Supplied text
· · ·

So let’s say we start reading tokens and the first thing we see is 55. That had better be the end of the stream, or else followed by an operator or this is invalid input. If it’s followed by + and then by 10 we would conclude we got +[55,10] and be happy that this is a legal expression.

Let’s say we start reading tokens and the first thing we see is (. Next we are expecting some valid expression. If we saw 55, then + and then 10 and finally ) we would say we got (+[55,10]) and be happy that this is a legal expression.

Equally, if we see 100 * (55+10), it’s just the second example as the second expression inside the same pattern as the first example or:

*[100,(+[55,10])]

Hopefully that’s hinting at the solution to the parsing problem. Let’s call the first example operatorExp, and the second one parensExp, and we might write it like this:

<operatorExp> ::= NumericLiteral Operator NumericLiteral
<parensExp>   ::= OpenParens <operatorExp> CloseParens

This is called “Backus-Naur form” (BNF) and it’s a formal way of expressing a “grammar” for a language. We’ve defined two rules (called “productions”) - <operatorExp> and <parensExp>. Anything in the grammar that’s not a <rule> is called a “non-terminal” and is something we can check against the input tokens.

Going back to <operatorExp>, the third example demonstrated that the operands need not be just numbers - they could be expressions, or literals, or they could be parenthesised expressions. We can express that in BNF:

<operatorExp> ::= (NumericLiteral | <parensExp> | <operatorExp>) Operator (NumericLiteral | <operatorExp> | <parensExp>)
<parensExp>   ::= OpenParens <operatorExp> CloseParens
The “ ” symbol means “OR”. We could write it a bit more efficiently:
<term>        ::= NumericLiteral | <parensExp> | <operatorExp>
<operatorExp> ::= <term> Operator <term>
<parensExp>   ::= OpenParens <operatorExp> CloseParens

We just said a <term> is a number or a <parensExp> or an <operatorExp>. An <operatorExp> is a <term> followed by an Operator followed by a <term>. A <parensExp> is an OpenParens followed by an <operatorExp> followed by a CloseParens.

· · ·

Dataset excerpt
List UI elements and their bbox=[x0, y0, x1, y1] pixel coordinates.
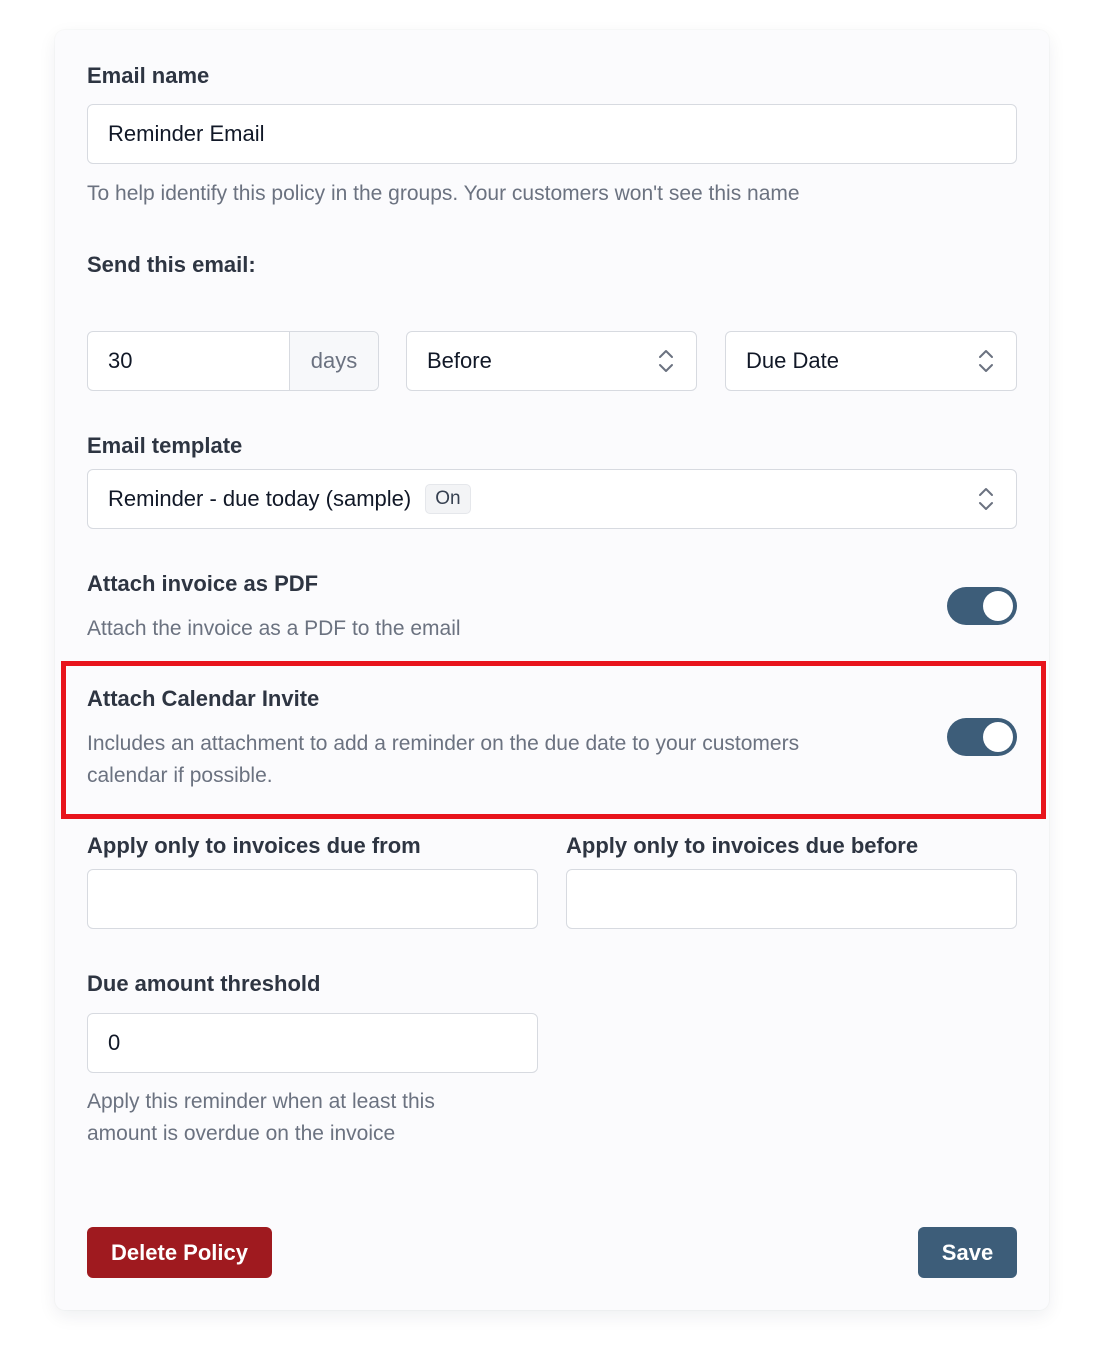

· · ·

What to do
Answer from the parsing text:
(a) What does the abbreviation BNF stand for?
(b) What name is given to the second example, the one that begins with (?
(c) In the shorter version of the grammar, what is an <operatorExp> made of?
Rely only on the parsing text for what comes next.

Exercise solution
(a) Backus-Naur form.
(b) parensExp.
(c) A <term> followed by an Operator followed by a <term>.